Lucianosaurus Temporal range: Late Triassic, 228–208.5 Ma PreꞒ Ꞓ O S D C P T J K Pg N

Scientific classification
- Kingdom: Animalia
- Phylum: Chordata
- Clade: Reptiliomorpha
- Clade: Amniota
- Genus: †Lucianosaurus Hunt & Lucas, 1994
- Type species: †Lucianosaurus wildi Hunt & Lucas, 1994

= Lucianosaurus =

Extinct genus of reptiles

Lucianosaurus is an extinct genus of amniote of unknown affinities, known only from teeth. Initially described as a basal ornithischian dinosaur, subsequently reclassified as a member of the clade Archosauriformes of uncertain phylogenetic placement and later, taking into account the similarity of its teeth to the teeth of traversodontid cynodonts such as Dadadon (shared presence of teeth with sub-triangular crowns, enlarged denticles, and thecodont tooth implantation), as an amniote of uncertain affinities (though based on dissimilarities in gross morphology and geographic separation it is still more likely that the taxon is indeed an archosauriform rather than a traversodontid).

....

Answer these from the Lucianosaurus passage:
(a) Which species is given as the type species?
(b) During which time span did the genus live?
(c) What is the genus known from?

◆ **DATA RECORDS**:

....

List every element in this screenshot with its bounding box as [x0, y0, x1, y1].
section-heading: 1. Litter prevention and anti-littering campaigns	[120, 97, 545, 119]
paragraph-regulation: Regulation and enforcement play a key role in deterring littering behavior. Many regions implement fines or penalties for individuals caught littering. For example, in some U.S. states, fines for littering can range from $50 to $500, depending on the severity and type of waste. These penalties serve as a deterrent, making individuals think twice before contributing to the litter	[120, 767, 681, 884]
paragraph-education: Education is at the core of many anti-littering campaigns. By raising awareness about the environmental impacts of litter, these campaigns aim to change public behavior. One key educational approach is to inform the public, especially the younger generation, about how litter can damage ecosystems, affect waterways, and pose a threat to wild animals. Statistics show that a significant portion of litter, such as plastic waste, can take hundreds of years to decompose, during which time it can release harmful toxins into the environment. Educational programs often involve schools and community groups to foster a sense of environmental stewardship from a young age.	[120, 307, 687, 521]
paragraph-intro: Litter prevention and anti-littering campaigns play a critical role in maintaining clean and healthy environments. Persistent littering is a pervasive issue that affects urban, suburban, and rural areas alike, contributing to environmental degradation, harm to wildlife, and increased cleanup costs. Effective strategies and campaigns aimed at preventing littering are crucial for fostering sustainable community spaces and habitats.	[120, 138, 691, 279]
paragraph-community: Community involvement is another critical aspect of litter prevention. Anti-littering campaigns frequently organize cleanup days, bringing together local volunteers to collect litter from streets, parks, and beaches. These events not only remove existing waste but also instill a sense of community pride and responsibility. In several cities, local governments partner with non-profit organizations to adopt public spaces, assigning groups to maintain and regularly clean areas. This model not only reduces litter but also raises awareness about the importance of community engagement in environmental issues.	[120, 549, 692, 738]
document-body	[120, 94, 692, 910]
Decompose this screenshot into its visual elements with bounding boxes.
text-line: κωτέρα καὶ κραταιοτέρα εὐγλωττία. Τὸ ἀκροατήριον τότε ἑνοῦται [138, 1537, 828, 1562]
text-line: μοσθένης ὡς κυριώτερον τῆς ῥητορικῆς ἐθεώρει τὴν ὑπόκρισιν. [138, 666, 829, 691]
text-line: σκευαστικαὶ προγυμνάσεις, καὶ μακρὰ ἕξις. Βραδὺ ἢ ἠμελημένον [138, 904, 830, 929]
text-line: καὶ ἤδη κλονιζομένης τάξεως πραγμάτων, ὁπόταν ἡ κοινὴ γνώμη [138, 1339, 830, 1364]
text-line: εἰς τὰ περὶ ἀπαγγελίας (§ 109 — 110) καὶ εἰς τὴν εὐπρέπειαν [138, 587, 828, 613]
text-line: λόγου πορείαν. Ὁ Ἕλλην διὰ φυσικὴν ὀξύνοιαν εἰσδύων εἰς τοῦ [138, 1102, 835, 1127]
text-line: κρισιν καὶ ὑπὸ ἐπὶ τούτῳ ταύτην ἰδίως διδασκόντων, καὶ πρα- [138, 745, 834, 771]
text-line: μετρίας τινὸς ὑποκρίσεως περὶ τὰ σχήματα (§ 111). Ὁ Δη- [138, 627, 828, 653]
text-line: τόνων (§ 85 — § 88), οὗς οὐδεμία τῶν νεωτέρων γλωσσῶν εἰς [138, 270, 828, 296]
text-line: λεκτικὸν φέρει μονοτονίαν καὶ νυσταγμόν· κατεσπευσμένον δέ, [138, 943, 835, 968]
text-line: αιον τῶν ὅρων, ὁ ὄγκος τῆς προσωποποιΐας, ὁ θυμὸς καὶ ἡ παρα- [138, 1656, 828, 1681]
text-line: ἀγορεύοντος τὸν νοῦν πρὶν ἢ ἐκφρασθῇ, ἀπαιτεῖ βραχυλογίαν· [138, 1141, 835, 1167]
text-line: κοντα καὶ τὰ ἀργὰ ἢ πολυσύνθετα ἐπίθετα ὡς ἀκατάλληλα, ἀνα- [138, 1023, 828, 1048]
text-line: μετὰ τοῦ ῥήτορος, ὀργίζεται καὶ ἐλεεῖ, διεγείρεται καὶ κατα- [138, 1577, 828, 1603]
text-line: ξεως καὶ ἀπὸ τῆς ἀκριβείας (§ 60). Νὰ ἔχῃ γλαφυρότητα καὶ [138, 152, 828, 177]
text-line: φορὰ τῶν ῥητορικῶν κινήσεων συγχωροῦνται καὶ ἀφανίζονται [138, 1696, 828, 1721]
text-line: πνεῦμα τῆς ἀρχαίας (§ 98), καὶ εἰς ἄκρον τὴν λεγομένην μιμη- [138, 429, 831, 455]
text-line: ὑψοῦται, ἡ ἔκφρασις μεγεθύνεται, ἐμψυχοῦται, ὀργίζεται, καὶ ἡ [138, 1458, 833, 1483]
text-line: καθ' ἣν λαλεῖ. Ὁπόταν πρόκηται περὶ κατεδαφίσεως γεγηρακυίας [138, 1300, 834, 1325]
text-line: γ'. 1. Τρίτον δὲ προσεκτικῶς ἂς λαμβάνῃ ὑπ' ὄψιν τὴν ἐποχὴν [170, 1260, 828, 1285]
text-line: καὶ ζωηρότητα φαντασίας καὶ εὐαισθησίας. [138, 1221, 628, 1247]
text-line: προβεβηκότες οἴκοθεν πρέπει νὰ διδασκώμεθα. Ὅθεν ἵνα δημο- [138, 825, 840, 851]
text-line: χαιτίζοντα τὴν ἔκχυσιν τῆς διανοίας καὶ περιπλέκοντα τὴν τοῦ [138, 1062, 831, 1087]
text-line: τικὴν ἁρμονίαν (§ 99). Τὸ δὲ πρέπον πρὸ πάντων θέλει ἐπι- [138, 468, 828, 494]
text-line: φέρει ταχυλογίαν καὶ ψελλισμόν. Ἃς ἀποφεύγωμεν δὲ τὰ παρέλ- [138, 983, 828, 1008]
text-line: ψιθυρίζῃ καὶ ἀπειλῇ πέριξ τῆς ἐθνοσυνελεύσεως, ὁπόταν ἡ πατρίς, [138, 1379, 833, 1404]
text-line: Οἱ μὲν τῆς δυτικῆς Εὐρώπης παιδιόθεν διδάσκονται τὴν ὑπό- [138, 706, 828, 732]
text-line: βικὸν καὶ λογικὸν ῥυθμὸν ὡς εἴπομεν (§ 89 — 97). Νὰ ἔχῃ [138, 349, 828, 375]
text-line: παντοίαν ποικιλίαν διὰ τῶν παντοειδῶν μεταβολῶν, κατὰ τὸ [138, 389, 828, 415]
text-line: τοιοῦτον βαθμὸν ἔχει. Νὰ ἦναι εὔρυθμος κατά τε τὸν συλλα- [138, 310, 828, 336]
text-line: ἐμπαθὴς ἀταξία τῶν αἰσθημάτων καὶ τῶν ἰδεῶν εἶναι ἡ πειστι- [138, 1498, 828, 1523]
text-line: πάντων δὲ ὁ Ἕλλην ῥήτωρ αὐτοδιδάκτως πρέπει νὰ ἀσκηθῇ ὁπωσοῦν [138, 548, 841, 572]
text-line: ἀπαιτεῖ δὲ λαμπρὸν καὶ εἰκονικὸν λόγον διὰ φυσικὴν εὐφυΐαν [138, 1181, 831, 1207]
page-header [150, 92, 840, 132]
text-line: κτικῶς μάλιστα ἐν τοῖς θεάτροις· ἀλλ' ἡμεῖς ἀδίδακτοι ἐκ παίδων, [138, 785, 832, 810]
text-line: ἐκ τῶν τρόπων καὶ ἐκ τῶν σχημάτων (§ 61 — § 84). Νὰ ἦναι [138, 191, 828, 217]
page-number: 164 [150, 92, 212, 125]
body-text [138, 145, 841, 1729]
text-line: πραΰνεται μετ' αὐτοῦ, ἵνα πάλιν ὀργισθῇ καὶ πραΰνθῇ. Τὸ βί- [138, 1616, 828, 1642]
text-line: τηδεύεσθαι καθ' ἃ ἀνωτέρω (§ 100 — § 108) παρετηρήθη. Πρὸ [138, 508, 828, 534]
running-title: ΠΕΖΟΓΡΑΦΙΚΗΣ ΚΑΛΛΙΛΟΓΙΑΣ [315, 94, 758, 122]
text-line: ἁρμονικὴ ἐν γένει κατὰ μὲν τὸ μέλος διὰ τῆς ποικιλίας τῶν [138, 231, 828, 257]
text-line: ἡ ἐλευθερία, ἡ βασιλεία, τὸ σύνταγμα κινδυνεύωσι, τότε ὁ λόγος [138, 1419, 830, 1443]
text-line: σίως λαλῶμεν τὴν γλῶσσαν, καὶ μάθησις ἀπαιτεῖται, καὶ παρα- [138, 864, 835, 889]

....

◆ **OUTPUT OF THE EXERCISE**:
(a) Lucianosaurus wildi (Hunt & Lucas, 1994).
(b) The Late Triassic, 228–208.5 Ma.
(c) Only teeth.